**PROVIDED TEXT**:
□ □ □ □

G. Special Fee Review Entities

    1. Generally: In a larger chapter 11 case where a significant 
number of professionals will be retained and the normal fee application 
and review process would be especially burdensome, the United States 
Trustee ordinarily will seek the court's appointment of a special fee 
review entity, such as a fee review committee or an independent fee 
examiner. Such an entity can assist the court and parties in reviewing 
fee applications and can bring consistency, predictability, and 
transparency to the process. Although whether a fee review entity is 
appointed is ultimately the court's decision, the United States Trustee 
will follow these Guidelines in connection with fee review entities, 
subject to the court's directions and orders.
    2. Timing: The United States Trustee ordinarily will seek the 
appointment of a fee review entity as soon as practicable after the 
order for relief.
    3. Purpose: A fee review entity's primary purpose is to ensure that 
professional fees and expenses paid by the estate are reasonable, 
actual, and necessary, as required by section 330 of the Code. Thus, a 
fee review entity should monitor, review, and where appropriate, object 
to interim and final applications for fees and expenses filed by 
professionals who seek compensation from the estate. If a case has a 
monthly compensation order permitting the payment of fees and expenses 
before approval of interim or final applications, the fee review entity 
should also monitor, review, and where appropriate, object to monthly 
invoices submitted for payment. The fee review entity can also 
establish other measures

[[Page 36257]]

to assist the court and the professionals in complying with the Code, 
the Federal Rules of Bankruptcy Procedure, local rules or general 
orders, the Guidelines, and other controlling law within the 
jurisdiction. In the absence of local rules or general orders and other 
controlling law within the jurisdiction, a fee review entity should 
monitor, review, and where appropriate, object to interim and final fee 
applications under section 330 in accordance with these Guidelines.
    4. Models: A fee review entity can take one of several forms. The 
determination of the appropriate form for a particular case will be the 
product of consultation among the United States Trustee, the debtor, 
and any official committee, but it is ultimately the court's decision. 
There are several possible models, including a fee review committee, a 
fee review committee with an independent member, and an independent fee 
examiner.
    a. Fee review committee: The court could appoint a Fee Review 
Committee, which should ordinarily consist of representatives of the 
debtor-in-possession, the unsecured creditors committee, any other 
official committee, and the United States Trustee. The representatives 
of the debtor-in-possession and the official committee(s) should not be 
retained professionals whose fees and expenses will be subject to 
review by the Fee Review Committee. One member of the Fee Review 
Committee should be designated as chairman, but that person's function 
should be administrative. The chairman should serve as a point of 
contact for any professionals retained by the Fee Review Committee.

□ □ □ □

**DATASET ENTRIES**:
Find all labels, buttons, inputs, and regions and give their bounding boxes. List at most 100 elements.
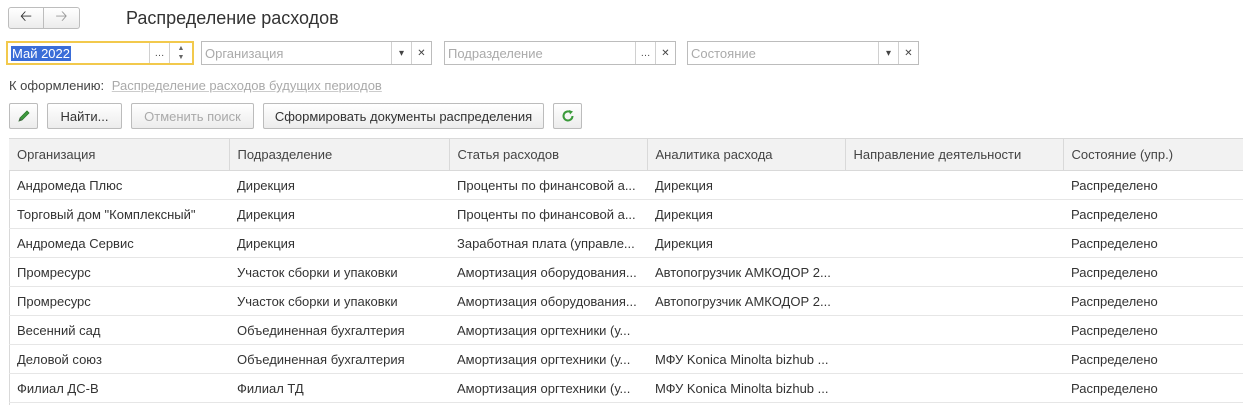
close-icon: ✕ xyxy=(417,47,426,59)
cell-state: Распределено xyxy=(1063,373,1243,403)
cell-state: Распределено xyxy=(1063,315,1243,345)
close-icon: ✕ xyxy=(661,47,670,59)
cancel-search-button[interactable]: Отменить поиск xyxy=(131,103,254,129)
cell-expense-analytics: Автопогрузчик АМКОДОР 2... xyxy=(647,286,845,316)
cell-organization: Филиал ДС-В xyxy=(9,373,229,403)
department-placeholder[interactable]: Подразделение xyxy=(445,46,635,61)
state-placeholder[interactable]: Состояние xyxy=(688,46,878,61)
todo-row: К оформлению: Распределение расходов буд… xyxy=(9,78,382,93)
period-select-button[interactable]: … xyxy=(149,43,169,63)
cell-expense-analytics: Дирекция xyxy=(647,170,845,200)
cell-expense-item: Амортизация оргтехники (у... xyxy=(449,373,647,403)
table-row[interactable]: Промресурс Участок сборки и упаковки Амо… xyxy=(9,286,1243,316)
cell-expense-item: Проценты по финансовой а... xyxy=(449,199,647,229)
refresh-icon xyxy=(562,110,573,122)
page-title: Распределение расходов xyxy=(126,8,339,28)
period-value[interactable]: Май 2022 xyxy=(11,45,71,61)
cell-expense-item: Амортизация оргтехники (у... xyxy=(449,344,647,374)
chevron-down-icon: ▾ xyxy=(885,47,892,59)
cell-expense-item: Амортизация оборудования... xyxy=(449,286,647,316)
cell-expense-item: Проценты по финансовой а... xyxy=(449,170,647,200)
cell-expense-analytics: Дирекция xyxy=(647,199,845,229)
department-field[interactable]: Подразделение … ✕ xyxy=(444,41,676,65)
cell-state: Распределено xyxy=(1063,344,1243,374)
arrow-left-icon: 🡠 xyxy=(19,7,33,25)
cell-activity-direction xyxy=(845,344,1063,374)
table-row[interactable]: Андромеда Плюс Дирекция Проценты по фина… xyxy=(9,170,1243,200)
cell-state: Распределено xyxy=(1063,286,1243,316)
cell-department: Объединенная бухгалтерия xyxy=(229,315,449,345)
cell-organization: Торговый дом "Комплексный" xyxy=(9,199,229,229)
cell-activity-direction xyxy=(845,315,1063,345)
period-field[interactable]: Май 2022 … ▲ ▼ xyxy=(6,41,194,65)
back-button[interactable]: 🡠 xyxy=(8,7,44,29)
organization-placeholder[interactable]: Организация xyxy=(202,46,391,61)
refresh-button[interactable] xyxy=(553,103,582,129)
column-department[interactable]: Подразделение xyxy=(229,138,450,171)
pencil-icon xyxy=(17,110,30,122)
cell-expense-item: Заработная плата (управле... xyxy=(449,228,647,258)
cell-activity-direction xyxy=(845,373,1063,403)
table-row[interactable]: Промресурс Участок сборки и упаковки Амо… xyxy=(9,257,1243,287)
cell-organization: Весенний сад xyxy=(9,315,229,345)
column-state[interactable]: Состояние (упр.) xyxy=(1063,138,1243,171)
cell-organization: Деловой союз xyxy=(9,344,229,374)
todo-label: К оформлению: xyxy=(9,78,105,93)
cell-organization: Промресурс xyxy=(9,257,229,287)
department-clear-button[interactable]: ✕ xyxy=(655,42,675,64)
cell-state: Распределено xyxy=(1063,170,1243,200)
expenses-table: Организация Подразделение Статья расходо… xyxy=(9,138,1243,403)
cell-organization: Андромеда Сервис xyxy=(9,228,229,258)
cell-department: Объединенная бухгалтерия xyxy=(229,344,449,374)
cell-activity-direction xyxy=(845,199,1063,229)
cell-expense-analytics: Автопогрузчик АМКОДОР 2... xyxy=(647,257,845,287)
cell-department: Дирекция xyxy=(229,170,449,200)
cell-department: Филиал ТД xyxy=(229,373,449,403)
forward-button[interactable]: 🡢 xyxy=(44,7,80,29)
cell-state: Распределено xyxy=(1063,257,1243,287)
cell-activity-direction xyxy=(845,286,1063,316)
cell-organization: Промресурс xyxy=(9,286,229,316)
table-row[interactable]: Филиал ДС-В Филиал ТД Амортизация оргтех… xyxy=(9,373,1243,403)
organization-dropdown-button[interactable]: ▾ xyxy=(391,42,411,64)
state-clear-button[interactable]: ✕ xyxy=(898,42,918,64)
cell-expense-analytics xyxy=(647,315,845,345)
cell-expense-analytics: МФУ Konica Minolta bizhub ... xyxy=(647,373,845,403)
todo-link[interactable]: Распределение расходов будущих периодов xyxy=(112,78,382,93)
column-expense-item[interactable]: Статья расходов xyxy=(449,138,648,171)
chevron-down-icon[interactable]: ▼ xyxy=(178,53,185,62)
state-dropdown-button[interactable]: ▾ xyxy=(878,42,898,64)
arrow-right-icon: 🡢 xyxy=(55,7,68,25)
chevron-up-icon[interactable]: ▲ xyxy=(178,44,185,53)
cell-department: Участок сборки и упаковки xyxy=(229,286,449,316)
column-expense-analytics[interactable]: Аналитика расхода xyxy=(647,138,846,171)
close-icon: ✕ xyxy=(904,47,913,59)
table-row[interactable]: Торговый дом "Комплексный" Дирекция Проц… xyxy=(9,199,1243,229)
cell-activity-direction xyxy=(845,228,1063,258)
cell-expense-analytics: Дирекция xyxy=(647,228,845,258)
cell-activity-direction xyxy=(845,170,1063,200)
column-organization[interactable]: Организация xyxy=(9,138,230,171)
create-documents-button[interactable]: Сформировать документы распределения xyxy=(263,103,544,129)
edit-button[interactable] xyxy=(9,103,38,129)
period-stepper[interactable]: ▲ ▼ xyxy=(169,43,192,63)
column-activity-direction[interactable]: Направление деятельности xyxy=(845,138,1064,171)
state-field[interactable]: Состояние ▾ ✕ xyxy=(687,41,919,65)
cell-expense-analytics: МФУ Konica Minolta bizhub ... xyxy=(647,344,845,374)
department-select-button[interactable]: … xyxy=(635,42,655,64)
cell-department: Участок сборки и упаковки xyxy=(229,257,449,287)
table-row[interactable]: Андромеда Сервис Дирекция Заработная пла… xyxy=(9,228,1243,258)
table-header-row: Организация Подразделение Статья расходо… xyxy=(9,138,1243,171)
table-row[interactable]: Весенний сад Объединенная бухгалтерия Ам… xyxy=(9,315,1243,345)
cell-state: Распределено xyxy=(1063,228,1243,258)
organization-clear-button[interactable]: ✕ xyxy=(411,42,431,64)
cell-organization: Андромеда Плюс xyxy=(9,170,229,200)
chevron-down-icon: ▾ xyxy=(398,47,405,59)
cell-state: Распределено xyxy=(1063,199,1243,229)
cell-expense-item: Амортизация оргтехники (у... xyxy=(449,315,647,345)
organization-field[interactable]: Организация ▾ ✕ xyxy=(201,41,432,65)
table-row[interactable]: Деловой союз Объединенная бухгалтерия Ам… xyxy=(9,344,1243,374)
cell-activity-direction xyxy=(845,257,1063,287)
find-button[interactable]: Найти... xyxy=(47,103,122,129)
cell-department: Дирекция xyxy=(229,199,449,229)
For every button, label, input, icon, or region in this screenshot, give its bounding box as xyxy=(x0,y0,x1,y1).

□ □ □ □

**DIRECTIVE A**: Sum up the provided text on special fee review entities in two sentences.
**DIRECTIVE B**: Turn everything in the listing from the line containing "close-icon: ✕ xyxy=(417,47,426,59)" down to the line containing "period-value[interactable]: Май 2022" into a Markdown table with the columns n and Line, leaving out any blank lines.

**EXERCISE SOLUTION A**: In larger chapter 11 cases with many retained professionals, the United States Trustee will ordinarily seek the court's appointment of a special fee review entity, such as a fee review committee or an independent fee examiner, as soon as practicable after the order for relief. The entity's main purpose is to make sure professional fees and expenses paid by the estate are reasonable, actual, and necessary, and it can take one of several forms, with the choice ultimately left to the court.

**EXERCISE SOLUTION B**:
| n | Line |
|---|---|
| 1 | close-icon: ✕ xyxy=(417,47,426,59) |
| 2 | cell-state: Распределено xyxy=(1063,373,1243,403) |
| 3 | cell-state: Распределено xyxy=(1063,315,1243,345) |
| 4 | close-icon: ✕ xyxy=(661,47,670,59) |
| 5 | cancel-search-button[interactable]: Отменить поиск xyxy=(131,103,254,129) |
| 6 | cell-expense-analytics: Автопогрузчик АМКОДОР 2... xyxy=(647,286,845,316) |
| 7 | cell-organization: Филиал ДС-В xyxy=(9,373,229,403) |
| 8 | department-placeholder[interactable]: Подразделение xyxy=(445,46,635,61) |
| 9 | state-placeholder[interactable]: Состояние xyxy=(688,46,878,61) |
| 10 | todo-row: К оформлению: Распределение расходов буд… xyxy=(9,78,382,93) |
| 11 | period-select-button[interactable]: … xyxy=(149,43,169,63) |
| 12 | cell-expense-analytics: Дирекция xyxy=(647,170,845,200) |
| 13 | cell-expense-item: Амортизация оргтехники (у... xyxy=(449,373,647,403) |
| 14 | table-row[interactable]: Промресурс Участок сборки и упаковки Амо… xyxy=(9,286,1243,316) |
| 15 | cell-expense-item: Проценты по финансовой а... xyxy=(449,199,647,229) |
| 16 | refresh-icon xyxy=(562,110,573,122) |
| 17 | page-title: Распределение расходов xyxy=(126,8,339,28) |
| 18 | period-value[interactable]: Май 2022 xyxy=(11,45,71,61) |